Aim :: Convert all of the material below into a Markdown table with a Row column holding the row number and a Line column holding each line of text, and leave out the blank lines.

··········

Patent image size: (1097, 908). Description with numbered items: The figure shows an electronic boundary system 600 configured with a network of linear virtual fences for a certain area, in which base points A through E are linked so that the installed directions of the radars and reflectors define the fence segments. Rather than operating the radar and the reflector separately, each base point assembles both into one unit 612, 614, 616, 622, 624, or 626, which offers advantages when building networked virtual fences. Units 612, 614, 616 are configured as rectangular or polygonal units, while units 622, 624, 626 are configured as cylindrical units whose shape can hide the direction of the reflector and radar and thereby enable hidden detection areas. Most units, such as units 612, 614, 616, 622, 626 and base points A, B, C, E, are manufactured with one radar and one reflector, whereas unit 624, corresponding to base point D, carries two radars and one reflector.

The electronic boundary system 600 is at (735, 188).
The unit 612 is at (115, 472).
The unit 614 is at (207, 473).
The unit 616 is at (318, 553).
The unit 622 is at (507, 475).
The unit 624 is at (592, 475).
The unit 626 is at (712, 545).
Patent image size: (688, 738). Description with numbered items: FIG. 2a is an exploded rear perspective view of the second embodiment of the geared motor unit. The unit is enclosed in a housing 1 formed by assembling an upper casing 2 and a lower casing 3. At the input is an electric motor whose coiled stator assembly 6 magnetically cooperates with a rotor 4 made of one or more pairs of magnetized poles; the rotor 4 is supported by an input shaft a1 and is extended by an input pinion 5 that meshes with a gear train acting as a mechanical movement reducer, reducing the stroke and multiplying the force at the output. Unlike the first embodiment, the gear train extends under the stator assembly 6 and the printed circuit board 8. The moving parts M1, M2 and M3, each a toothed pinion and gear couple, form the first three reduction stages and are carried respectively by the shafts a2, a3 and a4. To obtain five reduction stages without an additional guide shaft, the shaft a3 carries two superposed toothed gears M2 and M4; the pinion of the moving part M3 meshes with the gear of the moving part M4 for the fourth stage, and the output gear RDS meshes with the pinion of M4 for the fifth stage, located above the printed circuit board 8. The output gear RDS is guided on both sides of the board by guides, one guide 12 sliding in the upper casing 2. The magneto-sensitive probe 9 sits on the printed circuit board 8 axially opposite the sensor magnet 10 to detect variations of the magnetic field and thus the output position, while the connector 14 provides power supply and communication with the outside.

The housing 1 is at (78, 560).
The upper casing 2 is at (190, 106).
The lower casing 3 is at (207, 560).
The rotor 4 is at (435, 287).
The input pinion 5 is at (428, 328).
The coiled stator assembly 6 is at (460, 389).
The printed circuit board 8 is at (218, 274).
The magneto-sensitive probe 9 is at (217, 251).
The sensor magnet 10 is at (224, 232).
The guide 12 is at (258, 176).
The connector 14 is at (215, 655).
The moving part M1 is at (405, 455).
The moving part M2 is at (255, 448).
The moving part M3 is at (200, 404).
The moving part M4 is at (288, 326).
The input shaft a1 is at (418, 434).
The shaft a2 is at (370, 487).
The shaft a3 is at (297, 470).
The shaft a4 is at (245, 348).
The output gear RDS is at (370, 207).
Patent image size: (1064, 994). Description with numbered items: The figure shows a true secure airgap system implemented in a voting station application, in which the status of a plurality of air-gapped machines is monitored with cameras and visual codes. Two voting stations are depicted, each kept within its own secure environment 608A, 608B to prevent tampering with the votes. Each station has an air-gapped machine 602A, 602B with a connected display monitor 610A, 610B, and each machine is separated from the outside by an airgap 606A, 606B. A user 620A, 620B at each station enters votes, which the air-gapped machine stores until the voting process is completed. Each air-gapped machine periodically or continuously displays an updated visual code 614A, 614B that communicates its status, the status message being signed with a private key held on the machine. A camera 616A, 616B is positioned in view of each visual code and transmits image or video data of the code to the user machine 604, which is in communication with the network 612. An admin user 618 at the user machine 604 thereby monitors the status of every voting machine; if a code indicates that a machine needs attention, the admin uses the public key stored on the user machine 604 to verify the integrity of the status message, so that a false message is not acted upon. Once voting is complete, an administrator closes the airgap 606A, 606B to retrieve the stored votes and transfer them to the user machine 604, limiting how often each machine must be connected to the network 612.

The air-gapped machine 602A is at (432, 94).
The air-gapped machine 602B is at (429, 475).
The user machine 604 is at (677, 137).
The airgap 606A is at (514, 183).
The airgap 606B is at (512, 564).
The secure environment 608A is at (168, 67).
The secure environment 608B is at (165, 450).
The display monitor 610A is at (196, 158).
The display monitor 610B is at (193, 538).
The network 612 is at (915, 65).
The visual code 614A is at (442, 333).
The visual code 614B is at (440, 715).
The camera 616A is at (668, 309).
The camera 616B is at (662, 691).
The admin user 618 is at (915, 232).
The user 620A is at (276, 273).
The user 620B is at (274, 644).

··········

Solution to the problem ::
| Row | Line |
|---|---|
| 1 | Patent image size: (1097, 908). Description with numbered items: The figure shows an electronic boundary system 600 configured with a network of linear virtual fences for a certain area, in which base points A through E are linked so that the installed directions of the radars and reflectors define the fence segments. Rather than operating the radar and the reflector separately, each base point assembles both into one unit 612, 614, 616, 622, 624, or 626, which offers advantages when building networked virtual fences. Units 612, 614, 616 are configured as rectangular or polygonal units, while units 622, 624, 626 are configured as cylindrical units whose shape can hide the direction of the reflector and radar and thereby enable hidden detection areas. Most units, such as units 612, 614, 616, 622, 626 and base points A, B, C, E, are manufactured with one radar and one reflector, whereas unit 624, corresponding to base point D, carries two radars and one reflector. |
| 2 | The electronic boundary system 600 is at (735, 188). |
| 3 | The unit 612 is at (115, 472). |
| 4 | The unit 614 is at (207, 473). |
| 5 | The unit 616 is at (318, 553). |
| 6 | The unit 622 is at (507, 475). |
| 7 | The unit 624 is at (592, 475). |
| 8 | The unit 626 is at (712, 545). |
| 9 | Patent image size: (688, 738). Description with numbered items: FIG. 2a is an exploded rear perspective view of the second embodiment of the geared motor unit. The unit is enclosed in a housing 1 formed by assembling an upper casing 2 and a lower casing 3. At the input is an electric motor whose coiled stator assembly 6 magnetically cooperates with a rotor 4 made of one or more pairs of magnetized poles; the rotor 4 is supported by an input shaft a1 and is extended by an input pinion 5 that meshes with a gear train acting as a mechanical movement reducer, reducing the stroke and multiplying the force at the output. Unlike the first embodiment, the gear train extends under the stator assembly 6 and the printed circuit board 8. The moving parts M1, M2 and M3, each a toothed pinion and gear couple, form the first three reduction stages and are carried respectively by the shafts a2, a3 and a4. To obtain five reduction stages without an additional guide shaft, the shaft a3 carries two superposed toothed gears M2 and M4; the pinion of the moving part M3 meshes with the gear of the moving part M4 for the fourth stage, and the output gear RDS meshes with the pinion of M4 for the fifth stage, located above the printed circuit board 8. The output gear RDS is guided on both sides of the board by guides, one guide 12 sliding in the upper casing 2. The magneto-sensitive probe 9 sits on the printed circuit board 8 axially opposite the sensor magnet 10 to detect variations of the magnetic field and thus the output position, while the connector 14 provides power supply and communication with the outside. |
| 10 | The housing 1 is at (78, 560). |
| 11 | The upper casing 2 is at (190, 106). |
| 12 | The lower casing 3 is at (207, 560). |
| 13 | The rotor 4 is at (435, 287). |
| 14 | The input pinion 5 is at (428, 328). |
| 15 | The coiled stator assembly 6 is at (460, 389). |
| 16 | The printed circuit board 8 is at (218, 274). |
| 17 | The magneto-sensitive probe 9 is at (217, 251). |
| 18 | The sensor magnet 10 is at (224, 232). |
| 19 | The guide 12 is at (258, 176). |
| 20 | The connector 14 is at (215, 655). |
| 21 | The moving part M1 is at (405, 455). |
| 22 | The moving part M2 is at (255, 448). |
| 23 | The moving part M3 is at (200, 404). |
| 24 | The moving part M4 is at (288, 326). |
| 25 | The input shaft a1 is at (418, 434). |
| 26 | The shaft a2 is at (370, 487). |
| 27 | The shaft a3 is at (297, 470). |
| 28 | The shaft a4 is at (245, 348). |
| 29 | The output gear RDS is at (370, 207). |
| 30 | Patent image size: (1064, 994). Description with numbered items: The figure shows a true secure airgap system implemented in a voting station application, in which the status of a plurality of air-gapped machines is monitored with cameras and visual codes. Two voting stations are depicted, each kept within its own secure environment 608A, 608B to prevent tampering with the votes. Each station has an air-gapped machine 602A, 602B with a connected display monitor 610A, 610B, and each machine is separated from the outside by an airgap 606A, 606B. A user 620A, 620B at each station enters votes, which the air-gapped machine stores until the voting process is completed. Each air-gapped machine periodically or continuously displays an updated visual code 614A, 614B that communicates its status, the status message being signed with a private key held on the machine. A camera 616A, 616B is positioned in view of each visual code and transmits image or video data of the code to the user machine 604, which is in communication with the network 612. An admin user 618 at the user machine 604 thereby monitors the status of every voting machine; if a code indicates that a machine needs attention, the admin uses the public key stored on the user machine 604 to verify the integrity of the status message, so that a false message is not acted upon. Once voting is complete, an administrator closes the airgap 606A, 606B to retrieve the stored votes and transfer them to the user machine 604, limiting how often each machine must be connected to the network 612. |
| 31 | The air-gapped machine 602A is at (432, 94). |
| 32 | The air-gapped machine 602B is at (429, 475). |
| 33 | The user machine 604 is at (677, 137). |
| 34 | The airgap 606A is at (514, 183). |
| 35 | The airgap 606B is at (512, 564). |
| 36 | The secure environment 608A is at (168, 67). |
| 37 | The secure environment 608B is at (165, 450). |
| 38 | The display monitor 610A is at (196, 158). |
| 39 | The display monitor 610B is at (193, 538). |
| 40 | The network 612 is at (915, 65). |
| 41 | The visual code 614A is at (442, 333). |
| 42 | The visual code 614B is at (440, 715). |
| 43 | The camera 616A is at (668, 309). |
| 44 | The camera 616B is at (662, 691). |
| 45 | The admin user 618 is at (915, 232). |
| 46 | The user 620A is at (276, 273). |
| 47 | The user 620B is at (274, 644). |